WORK TO COMPLETE: Omit all pictures, then repeat the listing exactly.

RAW DATA:
◇ ◇ ◇
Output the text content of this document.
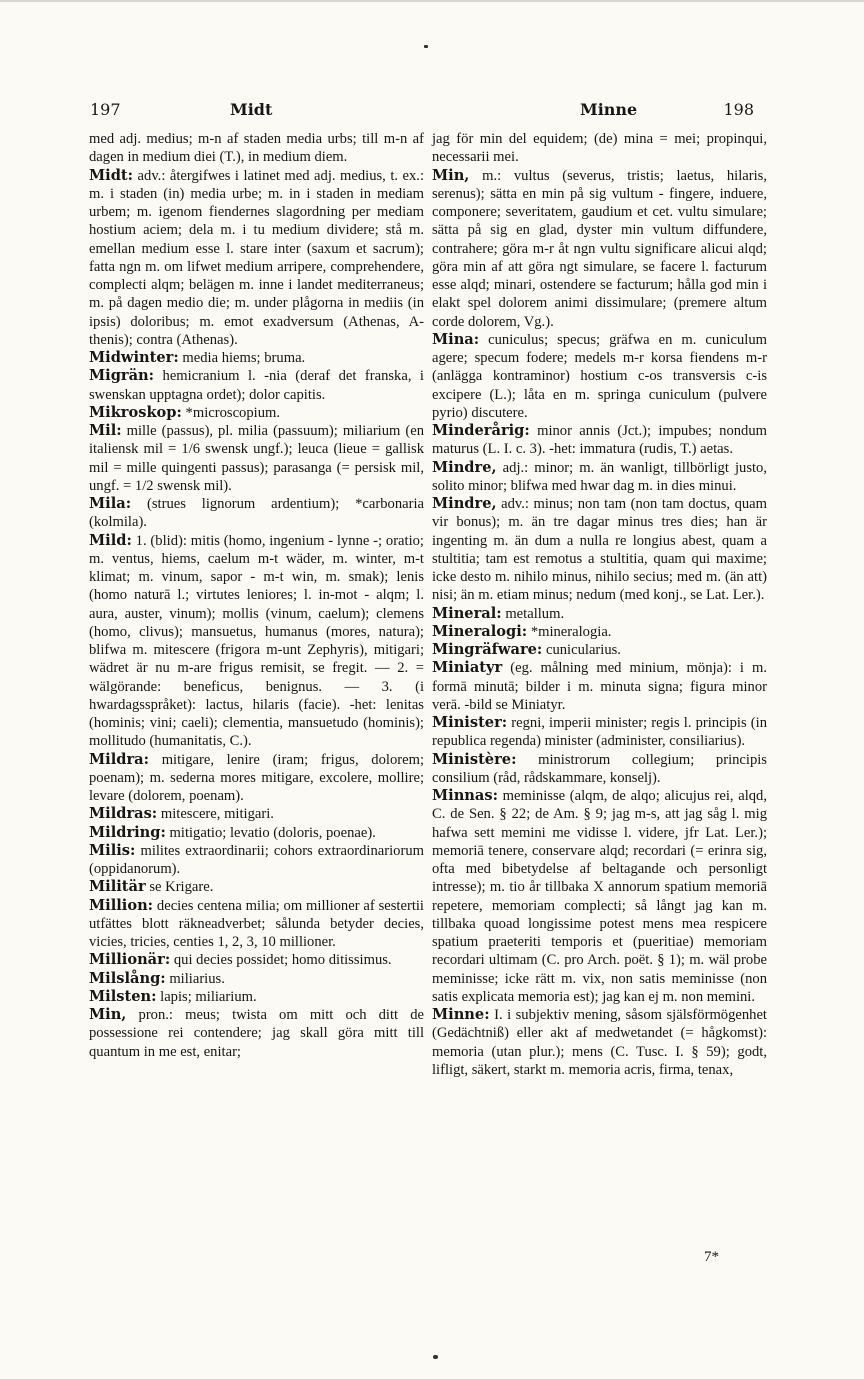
197	Midt	Minne	198

med adj. medius; m-n af staden media urbs; till m-n af dagen in medium diei (T.), in medium diem.

Midt: adv.: återgifwes i latinet med adj. medius, t. ex.: m. i staden (in) media urbe; m. in i staden in mediam urbem; m. igenom fiendernes slagordning per mediam hostium aciem; dela m. i tu medium dividere; stå m. emellan medium esse l. stare inter (saxum et sacrum); fatta ngn m. om lifwet medium arripere, comprehendere, complecti alqm; belägen m. inne i landet mediterraneus; m. på dagen medio die; m. under plågorna in mediis (in ipsis) doloribus; m. emot exadversum (Athenas, A-thenis); contra (Athenas).

Midwinter: media hiems; bruma.

Migrän: hemicranium l. -nia (deraf det franska, i swenskan upptagna ordet); dolor capitis.

Mikroskop: *microscopium.

Mil: mille (passus), pl. milia (passuum); miliarium (en italiensk mil = 1/6 swensk ungf.); leuca (lieue = gallisk mil = mille quingenti passus); parasanga (= persisk mil, ungf. = 1/2 swensk mil).

Mila: (strues lignorum ardentium); *carbonaria (kolmila).

Mild: 1. (blid): mitis (homo, ingenium - lynne -; oratio; m. ventus, hiems, caelum m-t wäder, m. winter, m-t klimat; m. vinum, sapor - m-t win, m. smak); lenis (homo naturā l.; virtutes leniores; l. in-mot - alqm; l. aura, auster, vinum); mollis (vinum, caelum); clemens (homo, clivus); mansuetus, humanus (mores, natura); blifwa m. mitescere (frigora m-unt Zephyris), mitigari; wädret är nu m-are frigus remisit, se fregit. — 2. = wälgörande: beneficus, benignus. — 3. (i hwardagsspråket): lactus, hilaris (facie). -het: lenitas (hominis; vini; caeli); clementia, mansuetudo (hominis); mollitudo (humanitatis, C.).

Mildra: mitigare, lenire (iram; frigus, dolorem; poenam); m. sederna mores mitigare, excolere, mollire; levare (dolorem, poenam).

Mildras: mitescere, mitigari.

Mildring: mitigatio; levatio (doloris, poenae).

Milis: milites extraordinarii; cohors extraordinariorum (oppidanorum).

Militär se Krigare.

Million: decies centena milia; om millioner af sestertii utfättes blott räkneadverbet; sålunda betyder decies, vicies, tricies, centies 1, 2, 3, 10 millioner.

Millionär: qui decies possidet; homo ditissimus.

Milslång: miliarius.

Milsten: lapis; miliarium.

Min, pron.: meus; twista om mitt och ditt de possessione rei contendere; jag skall göra mitt till quantum in me est, enitar;

jag för min del equidem; (de) mina = mei; propinqui, necessarii mei.

Min, m.: vultus (severus, tristis; laetus, hilaris, serenus); sätta en min på sig vultum - fingere, induere, componere; severitatem, gaudium et cet. vultu simulare; sätta på sig en glad, dyster min vultum diffundere, contrahere; göra m-r åt ngn vultu significare alicui alqd; göra min af att göra ngt simulare, se facere l. facturum esse alqd; minari, ostendere se facturum; hålla god min i elakt spel dolorem animi dissimulare; (premere altum corde dolorem, Vg.).

Mina: cuniculus; specus; gräfwa en m. cuniculum agere; specum fodere; medels m-r korsa fiendens m-r (anlägga kontraminor) hostium c-os transversis c-is excipere (L.); låta en m. springa cuniculum (pulvere pyrio) discutere.

Minderårig: minor annis (Jct.); impubes; nondum maturus (L. I. c. 3). -het: immatura (rudis, T.) aetas.

Mindre, adj.: minor; m. än wanligt, tillbörligt justo, solito minor; blifwa med hwar dag m. in dies minui.

Mindre, adv.: minus; non tam (non tam doctus, quam vir bonus); m. än tre dagar minus tres dies; han är ingenting m. än dum a nulla re longius abest, quam a stultitia; tam est remotus a stultitia, quam qui maxime; icke desto m. nihilo minus, nihilo secius; med m. (än att) nisi; än m. etiam minus; nedum (med konj., se Lat. Ler.).

Mineral: metallum.

Mineralogi: *mineralogia.

Mingräfware: cunicularius.

Miniatyr (eg. målning med minium, mönja): i m. formā minutā; bilder i m. minuta signa; figura minor verā. -bild se Miniatyr.

Minister: regni, imperii minister; regis l. principis (in republica regenda) minister (administer, consiliarius).

Ministère: ministrorum collegium; principis consilium (råd, rådskammare, konselj).

Minnas: meminisse (alqm, de alqo; alicujus rei, alqd, C. de Sen. § 22; de Am. § 9; jag m-s, att jag såg l. mig hafwa sett memini me vidisse l. videre, jfr Lat. Ler.); memoriā tenere, conservare alqd; recordari (= erinra sig, ofta med bibetydelse af beltagande och personligt intresse); m. tio år tillbaka X annorum spatium memoriā repetere, memoriam complecti; så långt jag kan m. tillbaka quoad longissime potest mens mea respicere spatium praeteriti temporis et (pueritiae) memoriam recordari ultimam (C. pro Arch. poët. § 1); m. wäl probe meminisse; icke rätt m. vix, non satis meminisse (non satis explicata memoria est); jag kan ej m. non memini.

Minne: I. i subjektiv mening, såsom själsförmögenhet (Gedächtniß) eller akt af medwetandet (= hågkomst): memoria (utan plur.); mens (C. Tusc. I. § 59); godt, lifligt, säkert, starkt m. memoria acris, firma, tenax,

7*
◇ ◇ ◇
RESULT:
Output the text content of this document.
197	Midt	Minne	198

med adj. medius; m-n af staden media urbs; till m-n af dagen in medium diei (T.), in medium diem.

Midt: adv.: återgifwes i latinet med adj. medius, t. ex.: m. i staden (in) media urbe; m. in i staden in mediam urbem; m. igenom fiendernes slagordning per mediam hostium aciem; dela m. i tu medium dividere; stå m. emellan medium esse l. stare inter (saxum et sacrum); fatta ngn m. om lifwet medium arripere, comprehendere, complecti alqm; belägen m. inne i landet mediterraneus; m. på dagen medio die; m. under plågorna in mediis (in ipsis) doloribus; m. emot exadversum (Athenas, A-thenis); contra (Athenas).

Midwinter: media hiems; bruma.

Migrän: hemicranium l. -nia (deraf det franska, i swenskan upptagna ordet); dolor capitis.

Mikroskop: *microscopium.

Mil: mille (passus), pl. milia (passuum); miliarium (en italiensk mil = 1/6 swensk ungf.); leuca (lieue = gallisk mil = mille quingenti passus); parasanga (= persisk mil, ungf. = 1/2 swensk mil).

Mila: (strues lignorum ardentium); *carbonaria (kolmila).

Mild: 1. (blid): mitis (homo, ingenium - lynne -; oratio; m. ventus, hiems, caelum m-t wäder, m. winter, m-t klimat; m. vinum, sapor - m-t win, m. smak); lenis (homo naturā l.; virtutes leniores; l. in-mot - alqm; l. aura, auster, vinum); mollis (vinum, caelum); clemens (homo, clivus); mansuetus, humanus (mores, natura); blifwa m. mitescere (frigora m-unt Zephyris), mitigari; wädret är nu m-are frigus remisit, se fregit. — 2. = wälgörande: beneficus, benignus. — 3. (i hwardagsspråket): lactus, hilaris (facie). -het: lenitas (hominis; vini; caeli); clementia, mansuetudo (hominis); mollitudo (humanitatis, C.).

Mildra: mitigare, lenire (iram; frigus, dolorem; poenam); m. sederna mores mitigare, excolere, mollire; levare (dolorem, poenam).

Mildras: mitescere, mitigari.

Mildring: mitigatio; levatio (doloris, poenae).

Milis: milites extraordinarii; cohors extraordinariorum (oppidanorum).

Militär se Krigare.

Million: decies centena milia; om millioner af sestertii utfättes blott räkneadverbet; sålunda betyder decies, vicies, tricies, centies 1, 2, 3, 10 millioner.

Millionär: qui decies possidet; homo ditissimus.

Milslång: miliarius.

Milsten: lapis; miliarium.

Min, pron.: meus; twista om mitt och ditt de possessione rei contendere; jag skall göra mitt till quantum in me est, enitar;

jag för min del equidem; (de) mina = mei; propinqui, necessarii mei.

Min, m.: vultus (severus, tristis; laetus, hilaris, serenus); sätta en min på sig vultum - fingere, induere, componere; severitatem, gaudium et cet. vultu simulare; sätta på sig en glad, dyster min vultum diffundere, contrahere; göra m-r åt ngn vultu significare alicui alqd; göra min af att göra ngt simulare, se facere l. facturum esse alqd; minari, ostendere se facturum; hålla god min i elakt spel dolorem animi dissimulare; (premere altum corde dolorem, Vg.).

Mina: cuniculus; specus; gräfwa en m. cuniculum agere; specum fodere; medels m-r korsa fiendens m-r (anlägga kontraminor) hostium c-os transversis c-is excipere (L.); låta en m. springa cuniculum (pulvere pyrio) discutere.

Minderårig: minor annis (Jct.); impubes; nondum maturus (L. I. c. 3). -het: immatura (rudis, T.) aetas.

Mindre, adj.: minor; m. än wanligt, tillbörligt justo, solito minor; blifwa med hwar dag m. in dies minui.

Mindre, adv.: minus; non tam (non tam doctus, quam vir bonus); m. än tre dagar minus tres dies; han är ingenting m. än dum a nulla re longius abest, quam a stultitia; tam est remotus a stultitia, quam qui maxime; icke desto m. nihilo minus, nihilo secius; med m. (än att) nisi; än m. etiam minus; nedum (med konj., se Lat. Ler.).

Mineral: metallum.

Mineralogi: *mineralogia.

Mingräfware: cunicularius.

Miniatyr (eg. målning med minium, mönja): i m. formā minutā; bilder i m. minuta signa; figura minor verā. -bild se Miniatyr.

Minister: regni, imperii minister; regis l. principis (in republica regenda) minister (administer, consiliarius).

Ministère: ministrorum collegium; principis consilium (råd, rådskammare, konselj).

Minnas: meminisse (alqm, de alqo; alicujus rei, alqd, C. de Sen. § 22; de Am. § 9; jag m-s, att jag såg l. mig hafwa sett memini me vidisse l. videre, jfr Lat. Ler.); memoriā tenere, conservare alqd; recordari (= erinra sig, ofta med bibetydelse af beltagande och personligt intresse); m. tio år tillbaka X annorum spatium memoriā repetere, memoriam complecti; så långt jag kan m. tillbaka quoad longissime potest mens mea respicere spatium praeteriti temporis et (pueritiae) memoriam recordari ultimam (C. pro Arch. poët. § 1); m. wäl probe meminisse; icke rätt m. vix, non satis meminisse (non satis explicata memoria est); jag kan ej m. non memini.

Minne: I. i subjektiv mening, såsom själsförmögenhet (Gedächtniß) eller akt af medwetandet (= hågkomst): memoria (utan plur.); mens (C. Tusc. I. § 59); godt, lifligt, säkert, starkt m. memoria acris, firma, tenax,

7*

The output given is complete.